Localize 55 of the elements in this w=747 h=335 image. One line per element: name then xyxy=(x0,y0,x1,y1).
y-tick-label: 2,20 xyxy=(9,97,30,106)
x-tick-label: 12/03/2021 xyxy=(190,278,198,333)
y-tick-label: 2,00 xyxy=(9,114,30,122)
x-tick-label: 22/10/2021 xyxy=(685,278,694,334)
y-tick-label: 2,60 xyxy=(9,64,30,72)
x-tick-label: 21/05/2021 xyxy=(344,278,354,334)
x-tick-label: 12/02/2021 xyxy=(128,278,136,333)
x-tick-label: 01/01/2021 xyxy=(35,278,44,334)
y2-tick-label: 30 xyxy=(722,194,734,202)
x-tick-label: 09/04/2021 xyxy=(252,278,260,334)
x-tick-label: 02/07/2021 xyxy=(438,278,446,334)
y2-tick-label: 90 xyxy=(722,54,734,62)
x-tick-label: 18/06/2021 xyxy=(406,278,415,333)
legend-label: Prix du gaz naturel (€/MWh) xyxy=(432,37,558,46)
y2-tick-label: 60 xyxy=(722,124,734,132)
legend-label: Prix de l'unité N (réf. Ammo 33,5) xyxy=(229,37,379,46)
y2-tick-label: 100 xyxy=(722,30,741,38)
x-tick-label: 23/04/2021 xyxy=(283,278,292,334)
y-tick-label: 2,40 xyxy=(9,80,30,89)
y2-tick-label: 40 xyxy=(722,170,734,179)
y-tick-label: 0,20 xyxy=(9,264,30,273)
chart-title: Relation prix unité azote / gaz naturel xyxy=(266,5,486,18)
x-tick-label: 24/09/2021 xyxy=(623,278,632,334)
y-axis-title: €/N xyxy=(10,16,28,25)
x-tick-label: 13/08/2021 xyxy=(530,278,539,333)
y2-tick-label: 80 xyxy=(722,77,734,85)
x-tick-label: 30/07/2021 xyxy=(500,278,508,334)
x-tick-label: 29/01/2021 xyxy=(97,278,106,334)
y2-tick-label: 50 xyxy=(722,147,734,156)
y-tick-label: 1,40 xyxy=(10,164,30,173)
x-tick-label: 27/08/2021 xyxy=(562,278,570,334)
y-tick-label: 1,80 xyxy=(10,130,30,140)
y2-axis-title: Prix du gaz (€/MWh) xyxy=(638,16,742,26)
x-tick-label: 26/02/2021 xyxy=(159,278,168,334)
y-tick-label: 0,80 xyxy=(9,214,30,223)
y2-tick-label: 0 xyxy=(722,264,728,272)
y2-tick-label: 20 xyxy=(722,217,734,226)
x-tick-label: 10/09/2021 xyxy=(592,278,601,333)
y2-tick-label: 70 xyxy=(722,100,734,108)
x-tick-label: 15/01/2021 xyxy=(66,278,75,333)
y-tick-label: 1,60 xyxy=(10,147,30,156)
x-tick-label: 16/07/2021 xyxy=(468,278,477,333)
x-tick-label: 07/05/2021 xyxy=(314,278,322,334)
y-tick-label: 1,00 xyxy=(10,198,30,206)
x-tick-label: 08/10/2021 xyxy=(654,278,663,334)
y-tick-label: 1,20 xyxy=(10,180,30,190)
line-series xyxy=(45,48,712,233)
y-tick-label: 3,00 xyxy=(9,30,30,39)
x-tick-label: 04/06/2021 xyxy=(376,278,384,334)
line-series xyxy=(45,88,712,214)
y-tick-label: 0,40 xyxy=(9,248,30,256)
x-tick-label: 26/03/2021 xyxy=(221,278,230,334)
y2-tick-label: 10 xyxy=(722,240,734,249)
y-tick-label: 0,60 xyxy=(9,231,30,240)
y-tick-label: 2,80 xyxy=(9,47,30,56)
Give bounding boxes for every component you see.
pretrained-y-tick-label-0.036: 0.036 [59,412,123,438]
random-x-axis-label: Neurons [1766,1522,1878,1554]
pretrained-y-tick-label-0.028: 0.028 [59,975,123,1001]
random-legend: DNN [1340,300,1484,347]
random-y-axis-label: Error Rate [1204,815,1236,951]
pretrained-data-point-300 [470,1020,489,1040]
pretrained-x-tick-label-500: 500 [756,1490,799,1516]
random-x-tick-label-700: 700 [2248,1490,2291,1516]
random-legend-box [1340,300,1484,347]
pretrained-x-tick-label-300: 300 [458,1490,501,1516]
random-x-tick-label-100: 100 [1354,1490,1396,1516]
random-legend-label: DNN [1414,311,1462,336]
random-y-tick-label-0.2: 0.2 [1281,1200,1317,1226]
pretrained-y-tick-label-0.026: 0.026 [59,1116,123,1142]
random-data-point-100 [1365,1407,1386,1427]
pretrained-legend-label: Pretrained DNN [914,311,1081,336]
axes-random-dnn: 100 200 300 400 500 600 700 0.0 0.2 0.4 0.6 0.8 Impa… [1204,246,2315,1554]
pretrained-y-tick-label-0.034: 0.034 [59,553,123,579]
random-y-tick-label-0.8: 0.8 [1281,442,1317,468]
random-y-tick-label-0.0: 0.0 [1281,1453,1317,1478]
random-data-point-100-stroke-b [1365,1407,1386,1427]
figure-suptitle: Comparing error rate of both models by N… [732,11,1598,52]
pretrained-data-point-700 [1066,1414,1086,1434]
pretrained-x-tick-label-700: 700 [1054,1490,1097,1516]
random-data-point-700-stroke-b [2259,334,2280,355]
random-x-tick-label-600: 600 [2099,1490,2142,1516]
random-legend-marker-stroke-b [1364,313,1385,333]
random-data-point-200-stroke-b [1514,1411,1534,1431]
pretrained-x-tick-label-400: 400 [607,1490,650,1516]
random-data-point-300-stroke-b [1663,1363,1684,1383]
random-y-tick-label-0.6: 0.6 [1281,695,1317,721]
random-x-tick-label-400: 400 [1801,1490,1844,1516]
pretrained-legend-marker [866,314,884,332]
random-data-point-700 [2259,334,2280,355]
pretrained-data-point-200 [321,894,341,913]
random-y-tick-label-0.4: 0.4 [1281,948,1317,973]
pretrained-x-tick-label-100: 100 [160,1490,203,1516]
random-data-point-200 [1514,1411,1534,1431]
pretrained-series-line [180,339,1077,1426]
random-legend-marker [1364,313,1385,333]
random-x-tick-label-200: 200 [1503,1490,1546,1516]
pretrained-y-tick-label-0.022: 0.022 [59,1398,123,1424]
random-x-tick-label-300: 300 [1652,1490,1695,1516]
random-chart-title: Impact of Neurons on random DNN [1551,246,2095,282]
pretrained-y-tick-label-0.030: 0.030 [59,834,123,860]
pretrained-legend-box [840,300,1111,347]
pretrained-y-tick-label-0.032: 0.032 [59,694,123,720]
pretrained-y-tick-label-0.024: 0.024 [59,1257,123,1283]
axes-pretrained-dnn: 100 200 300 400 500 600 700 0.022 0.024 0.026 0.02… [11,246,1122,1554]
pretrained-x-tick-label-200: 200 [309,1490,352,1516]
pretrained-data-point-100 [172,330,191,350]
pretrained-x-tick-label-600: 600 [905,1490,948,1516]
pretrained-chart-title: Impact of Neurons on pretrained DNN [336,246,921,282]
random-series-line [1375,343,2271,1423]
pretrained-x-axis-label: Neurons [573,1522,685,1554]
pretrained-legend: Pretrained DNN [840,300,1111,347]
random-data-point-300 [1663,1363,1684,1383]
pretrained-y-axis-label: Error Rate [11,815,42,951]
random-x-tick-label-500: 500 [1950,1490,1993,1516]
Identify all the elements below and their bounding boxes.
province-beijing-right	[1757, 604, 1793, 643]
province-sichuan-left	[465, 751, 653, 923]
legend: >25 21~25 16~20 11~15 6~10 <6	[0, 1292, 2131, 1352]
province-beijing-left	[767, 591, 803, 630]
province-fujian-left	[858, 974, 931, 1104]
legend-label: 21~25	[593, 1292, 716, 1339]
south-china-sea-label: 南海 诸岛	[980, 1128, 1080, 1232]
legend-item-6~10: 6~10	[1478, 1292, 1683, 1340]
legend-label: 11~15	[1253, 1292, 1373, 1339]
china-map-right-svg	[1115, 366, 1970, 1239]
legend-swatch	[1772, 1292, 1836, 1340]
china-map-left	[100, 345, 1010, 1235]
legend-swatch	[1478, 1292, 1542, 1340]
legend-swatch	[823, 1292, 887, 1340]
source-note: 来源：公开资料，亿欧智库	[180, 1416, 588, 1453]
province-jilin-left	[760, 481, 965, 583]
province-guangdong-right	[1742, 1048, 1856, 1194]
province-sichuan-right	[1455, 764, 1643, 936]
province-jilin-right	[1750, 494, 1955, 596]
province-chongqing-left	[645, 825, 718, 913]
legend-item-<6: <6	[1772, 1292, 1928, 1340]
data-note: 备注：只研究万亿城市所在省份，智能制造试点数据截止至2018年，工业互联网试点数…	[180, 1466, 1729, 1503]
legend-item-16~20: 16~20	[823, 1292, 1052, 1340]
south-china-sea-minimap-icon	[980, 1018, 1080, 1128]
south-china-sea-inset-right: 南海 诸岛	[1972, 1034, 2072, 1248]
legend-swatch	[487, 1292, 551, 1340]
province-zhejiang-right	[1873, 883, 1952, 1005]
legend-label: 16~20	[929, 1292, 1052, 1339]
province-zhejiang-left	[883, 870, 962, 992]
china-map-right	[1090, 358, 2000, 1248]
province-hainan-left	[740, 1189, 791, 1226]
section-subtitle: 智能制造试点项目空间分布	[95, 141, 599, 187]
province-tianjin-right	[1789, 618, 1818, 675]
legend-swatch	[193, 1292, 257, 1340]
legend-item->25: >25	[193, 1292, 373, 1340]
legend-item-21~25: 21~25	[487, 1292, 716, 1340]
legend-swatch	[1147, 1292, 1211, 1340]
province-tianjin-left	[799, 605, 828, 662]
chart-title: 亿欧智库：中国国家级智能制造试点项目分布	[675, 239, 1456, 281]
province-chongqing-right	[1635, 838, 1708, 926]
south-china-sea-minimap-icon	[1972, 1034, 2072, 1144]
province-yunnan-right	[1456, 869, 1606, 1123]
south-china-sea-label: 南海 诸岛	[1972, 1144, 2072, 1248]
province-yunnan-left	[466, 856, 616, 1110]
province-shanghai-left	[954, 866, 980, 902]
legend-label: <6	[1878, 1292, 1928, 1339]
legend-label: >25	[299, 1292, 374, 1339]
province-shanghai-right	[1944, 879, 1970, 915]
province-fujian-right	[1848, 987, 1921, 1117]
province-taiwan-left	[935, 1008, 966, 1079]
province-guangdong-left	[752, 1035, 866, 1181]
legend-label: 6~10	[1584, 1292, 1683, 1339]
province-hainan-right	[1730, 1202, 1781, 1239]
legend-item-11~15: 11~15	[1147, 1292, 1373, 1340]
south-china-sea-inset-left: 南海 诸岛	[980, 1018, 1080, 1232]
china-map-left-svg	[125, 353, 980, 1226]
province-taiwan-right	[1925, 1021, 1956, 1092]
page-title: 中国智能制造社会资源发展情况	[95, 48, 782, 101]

++++++++++++++++++++

Reproduce, unchanged, the lines of the data beginning with the first line and ending with the line that contains "y2-tick-label: 60 xyxy=(722,124,734,132)", including both of those lines.

### Correct answer
Localize 55 of the elements in this w=747 h=335 image. One line per element: name then xyxy=(x0,y0,x1,y1).
y-tick-label: 2,20 xyxy=(9,97,30,106)
x-tick-label: 12/03/2021 xyxy=(190,278,198,333)
y-tick-label: 2,00 xyxy=(9,114,30,122)
x-tick-label: 22/10/2021 xyxy=(685,278,694,334)
y-tick-label: 2,60 xyxy=(9,64,30,72)
x-tick-label: 21/05/2021 xyxy=(344,278,354,334)
x-tick-label: 12/02/2021 xyxy=(128,278,136,333)
x-tick-label: 01/01/2021 xyxy=(35,278,44,334)
y2-tick-label: 30 xyxy=(722,194,734,202)
x-tick-label: 09/04/2021 xyxy=(252,278,260,334)
x-tick-label: 02/07/2021 xyxy=(438,278,446,334)
y2-tick-label: 90 xyxy=(722,54,734,62)
x-tick-label: 18/06/2021 xyxy=(406,278,415,333)
legend-label: Prix du gaz naturel (€/MWh) xyxy=(432,37,558,46)
y2-tick-label: 60 xyxy=(722,124,734,132)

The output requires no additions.